*EXERCISE DESCRIPTION*: Repeat every record below exactly, but leave out any pictures.

======

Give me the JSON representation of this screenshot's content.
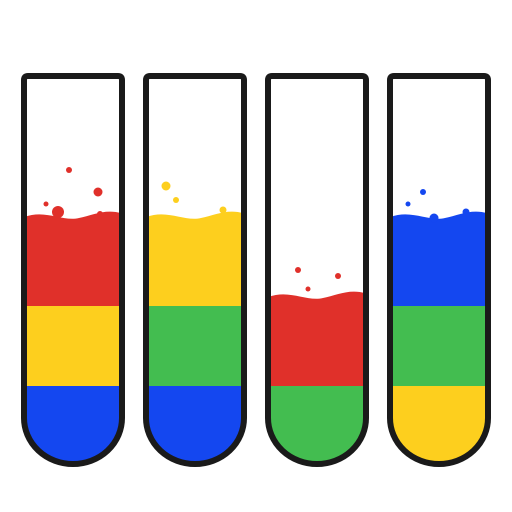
{
  "game": {
    "type": "water-sort-puzzle",
    "colors": {
      "red": "#e0302a",
      "yellow": "#fdcf1e",
      "green": "#43bd50",
      "blue": "#1447f0",
      "outline": "#1a1a1a",
      "background": "#ffffff"
    },
    "tubes": [
      {
        "id": 1,
        "layers_bottom_to_top": [
          "blue",
          "yellow",
          "red"
        ],
        "splash": "red"
      },
      {
        "id": 2,
        "layers_bottom_to_top": [
          "blue",
          "green",
          "yellow"
        ],
        "splash": "yellow"
      },
      {
        "id": 3,
        "layers_bottom_to_top": [
          "green",
          "red"
        ],
        "splash": "red"
      },
      {
        "id": 4,
        "layers_bottom_to_top": [
          "yellow",
          "green",
          "blue"
        ],
        "splash": "blue"
      }
    ]
  }
}
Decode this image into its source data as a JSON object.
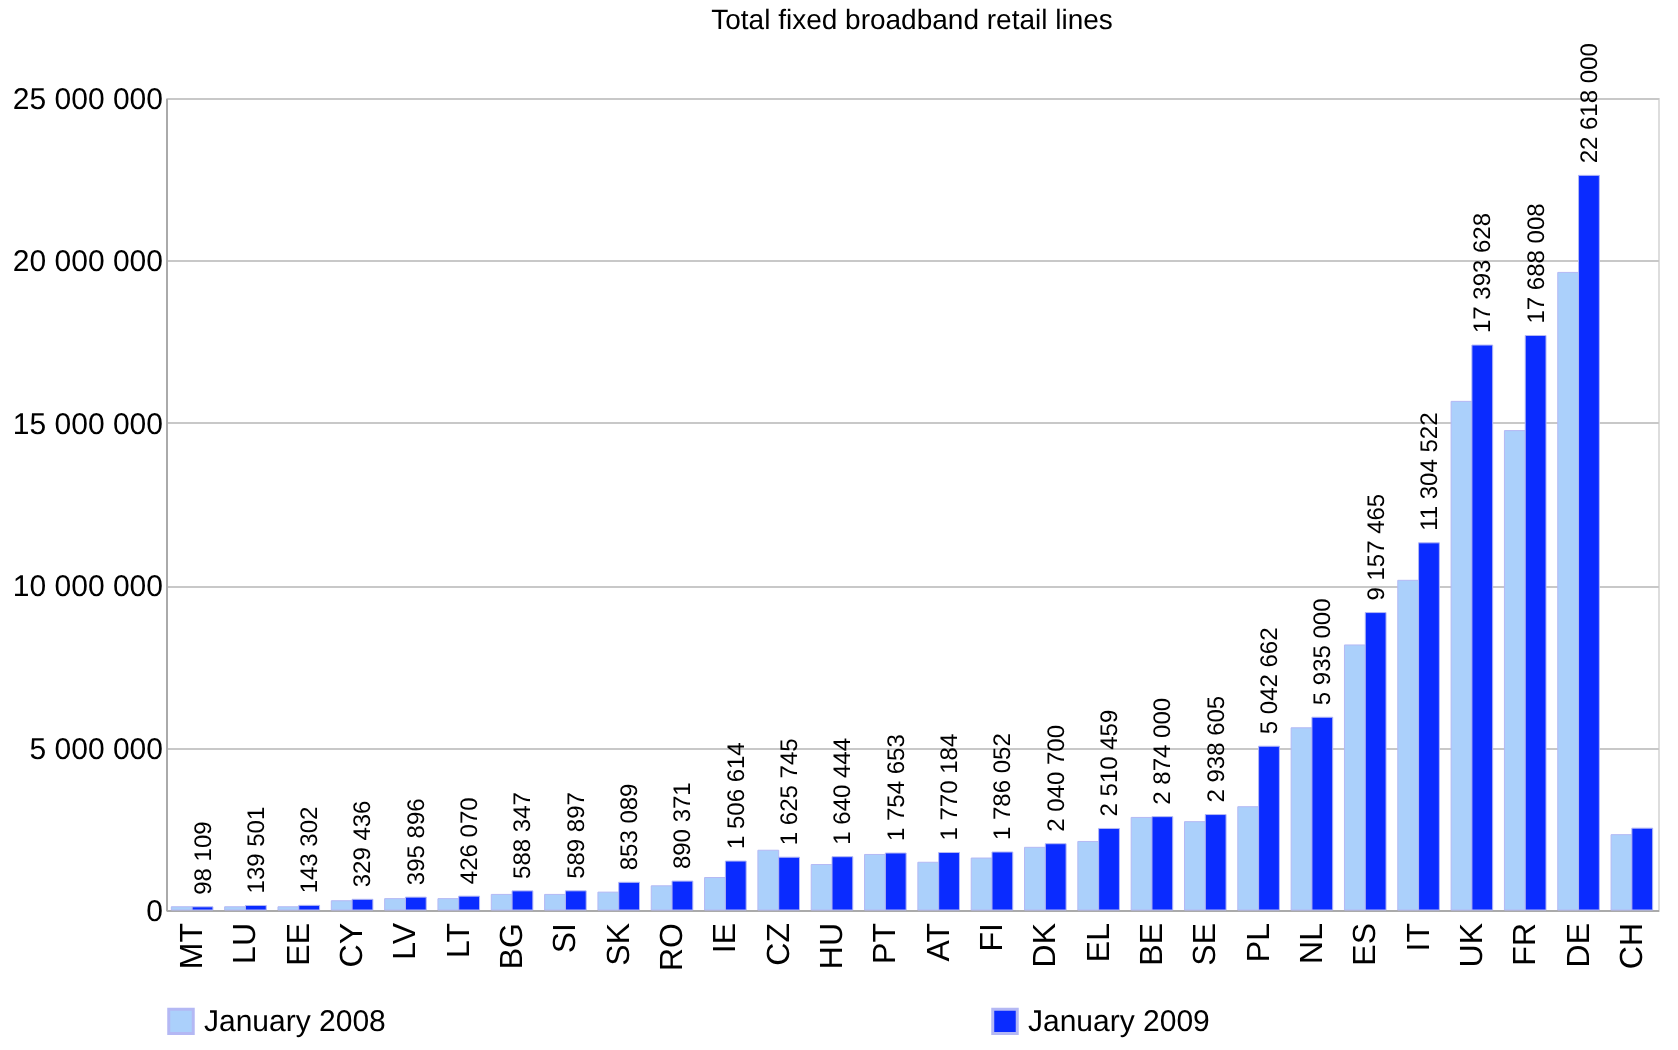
{
  "chart_data": {
    "type": "bar",
    "title": "Total fixed broadband retail lines",
    "categories": [
      "MT",
      "LU",
      "EE",
      "CY",
      "LV",
      "LT",
      "BG",
      "SI",
      "SK",
      "RO",
      "IE",
      "CZ",
      "HU",
      "PT",
      "AT",
      "FI",
      "DK",
      "EL",
      "BE",
      "SE",
      "PL",
      "NL",
      "ES",
      "IT",
      "UK",
      "FR",
      "DE",
      "CH"
    ],
    "series": [
      {
        "name": "January 2008",
        "color": "#abd0fb",
        "values": [
          100000,
          100000,
          100000,
          285000,
          350000,
          350000,
          480000,
          480000,
          550000,
          745000,
          1000000,
          1840000,
          1400000,
          1710000,
          1470000,
          1600000,
          1930000,
          2110000,
          2850000,
          2720000,
          3180000,
          5610000,
          8160000,
          10150000,
          15660000,
          14760000,
          19630000,
          2320000
        ]
      },
      {
        "name": "January 2009",
        "color": "#0a2bff",
        "values": [
          98109,
          139501,
          143302,
          329436,
          395896,
          426070,
          588347,
          589897,
          853089,
          890371,
          1506614,
          1625745,
          1640444,
          1754653,
          1770184,
          1786052,
          2040700,
          2510459,
          2874000,
          2938605,
          5042662,
          5935000,
          9157465,
          11304522,
          17393628,
          17688008,
          22618000,
          2520000
        ],
        "value_labels": [
          "98 109",
          "139 501",
          "143 302",
          "329 436",
          "395 896",
          "426 070",
          "588 347",
          "589 897",
          "853 089",
          "890 371",
          "1 506 614",
          "1 625 745",
          "1 640 444",
          "1 754 653",
          "1 770 184",
          "1 786 052",
          "2 040 700",
          "2 510 459",
          "2 874 000",
          "2 938 605",
          "5 042 662",
          "5 935 000",
          "9 157 465",
          "11 304 522",
          "17 393 628",
          "17 688 008",
          "22 618 000",
          null
        ]
      }
    ],
    "ylim": [
      0,
      25000000
    ],
    "yticks": [
      0,
      {
        "value": 5000000,
        "label": "5 000 000"
      },
      {
        "value": 10000000,
        "label": "10 000 000"
      },
      {
        "value": 15000000,
        "label": "15 000 000"
      },
      {
        "value": 20000000,
        "label": "20 000 000"
      },
      {
        "value": 25000000,
        "label": "25 000 000"
      }
    ],
    "grid": "y",
    "legend": "bottom"
  }
}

======

*ANSWER TO THE PROBLEM*:
Give me the JSON representation of this screenshot's content.
{
  "game": {
    "type": "water-sort-puzzle",
    "colors": {
      "red": "#e0302a",
      "yellow": "#fdcf1e",
      "green": "#43bd50",
      "blue": "#1447f0",
      "outline": "#1a1a1a",
      "background": "#ffffff"
    },
    "tubes": [
      {
        "id": 1,
        "layers_bottom_to_top": [
          "blue",
          "yellow",
          "red"
        ],
        "splash": "red"
      },
      {
        "id": 2,
        "layers_bottom_to_top": [
          "blue",
          "green",
          "yellow"
        ],
        "splash": "yellow"
      },
      {
        "id": 3,
        "layers_bottom_to_top": [
          "green",
          "red"
        ],
        "splash": "red"
      },
      {
        "id": 4,
        "layers_bottom_to_top": [
          "yellow",
          "green",
          "blue"
        ],
        "splash": "blue"
      }
    ]
  }
}
Decode this image into its source data as a JSON object.
{
  "chart_data": {
    "type": "bar",
    "title": "Total fixed broadband retail lines",
    "categories": [
      "MT",
      "LU",
      "EE",
      "CY",
      "LV",
      "LT",
      "BG",
      "SI",
      "SK",
      "RO",
      "IE",
      "CZ",
      "HU",
      "PT",
      "AT",
      "FI",
      "DK",
      "EL",
      "BE",
      "SE",
      "PL",
      "NL",
      "ES",
      "IT",
      "UK",
      "FR",
      "DE",
      "CH"
    ],
    "series": [
      {
        "name": "January 2008",
        "color": "#abd0fb",
        "values": [
          100000,
          100000,
          100000,
          285000,
          350000,
          350000,
          480000,
          480000,
          550000,
          745000,
          1000000,
          1840000,
          1400000,
          1710000,
          1470000,
          1600000,
          1930000,
          2110000,
          2850000,
          2720000,
          3180000,
          5610000,
          8160000,
          10150000,
          15660000,
          14760000,
          19630000,
          2320000
        ]
      },
      {
        "name": "January 2009",
        "color": "#0a2bff",
        "values": [
          98109,
          139501,
          143302,
          329436,
          395896,
          426070,
          588347,
          589897,
          853089,
          890371,
          1506614,
          1625745,
          1640444,
          1754653,
          1770184,
          1786052,
          2040700,
          2510459,
          2874000,
          2938605,
          5042662,
          5935000,
          9157465,
          11304522,
          17393628,
          17688008,
          22618000,
          2520000
        ],
        "value_labels": [
          "98 109",
          "139 501",
          "143 302",
          "329 436",
          "395 896",
          "426 070",
          "588 347",
          "589 897",
          "853 089",
          "890 371",
          "1 506 614",
          "1 625 745",
          "1 640 444",
          "1 754 653",
          "1 770 184",
          "1 786 052",
          "2 040 700",
          "2 510 459",
          "2 874 000",
          "2 938 605",
          "5 042 662",
          "5 935 000",
          "9 157 465",
          "11 304 522",
          "17 393 628",
          "17 688 008",
          "22 618 000",
          null
        ]
      }
    ],
    "ylim": [
      0,
      25000000
    ],
    "yticks": [
      0,
      {
        "value": 5000000,
        "label": "5 000 000"
      },
      {
        "value": 10000000,
        "label": "10 000 000"
      },
      {
        "value": 15000000,
        "label": "15 000 000"
      },
      {
        "value": 20000000,
        "label": "20 000 000"
      },
      {
        "value": 25000000,
        "label": "25 000 000"
      }
    ],
    "grid": "y",
    "legend": "bottom"
  }
}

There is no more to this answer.